(Information supplied)
╭──

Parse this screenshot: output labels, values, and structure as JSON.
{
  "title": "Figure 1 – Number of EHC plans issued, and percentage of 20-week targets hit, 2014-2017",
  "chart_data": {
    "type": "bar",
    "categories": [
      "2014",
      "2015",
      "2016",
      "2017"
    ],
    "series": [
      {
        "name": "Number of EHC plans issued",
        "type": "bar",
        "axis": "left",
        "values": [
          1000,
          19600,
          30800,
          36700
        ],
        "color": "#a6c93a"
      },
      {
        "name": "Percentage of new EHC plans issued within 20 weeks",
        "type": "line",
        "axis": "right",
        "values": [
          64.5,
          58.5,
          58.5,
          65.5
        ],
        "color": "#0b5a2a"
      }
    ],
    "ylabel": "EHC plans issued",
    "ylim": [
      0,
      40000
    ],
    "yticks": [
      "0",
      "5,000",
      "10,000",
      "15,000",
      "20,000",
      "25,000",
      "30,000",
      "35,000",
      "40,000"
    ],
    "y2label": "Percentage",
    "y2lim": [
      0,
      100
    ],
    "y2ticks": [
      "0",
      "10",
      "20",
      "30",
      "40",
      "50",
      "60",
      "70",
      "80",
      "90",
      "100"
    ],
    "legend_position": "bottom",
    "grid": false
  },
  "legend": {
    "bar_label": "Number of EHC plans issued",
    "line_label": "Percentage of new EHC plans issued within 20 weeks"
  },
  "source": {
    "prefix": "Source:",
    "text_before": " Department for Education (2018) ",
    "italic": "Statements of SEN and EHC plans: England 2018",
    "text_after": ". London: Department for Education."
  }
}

╰──

(Set exercise) Repeat the data above exactly.

(Answer to the task)
Parse this screenshot: output labels, values, and structure as JSON.
{
  "title": "Figure 1 – Number of EHC plans issued, and percentage of 20-week targets hit, 2014-2017",
  "chart_data": {
    "type": "bar",
    "categories": [
      "2014",
      "2015",
      "2016",
      "2017"
    ],
    "series": [
      {
        "name": "Number of EHC plans issued",
        "type": "bar",
        "axis": "left",
        "values": [
          1000,
          19600,
          30800,
          36700
        ],
        "color": "#a6c93a"
      },
      {
        "name": "Percentage of new EHC plans issued within 20 weeks",
        "type": "line",
        "axis": "right",
        "values": [
          64.5,
          58.5,
          58.5,
          65.5
        ],
        "color": "#0b5a2a"
      }
    ],
    "ylabel": "EHC plans issued",
    "ylim": [
      0,
      40000
    ],
    "yticks": [
      "0",
      "5,000",
      "10,000",
      "15,000",
      "20,000",
      "25,000",
      "30,000",
      "35,000",
      "40,000"
    ],
    "y2label": "Percentage",
    "y2lim": [
      0,
      100
    ],
    "y2ticks": [
      "0",
      "10",
      "20",
      "30",
      "40",
      "50",
      "60",
      "70",
      "80",
      "90",
      "100"
    ],
    "legend_position": "bottom",
    "grid": false
  },
  "legend": {
    "bar_label": "Number of EHC plans issued",
    "line_label": "Percentage of new EHC plans issued within 20 weeks"
  },
  "source": {
    "prefix": "Source:",
    "text_before": " Department for Education (2018) ",
    "italic": "Statements of SEN and EHC plans: England 2018",
    "text_after": ". London: Department for Education."
  }
}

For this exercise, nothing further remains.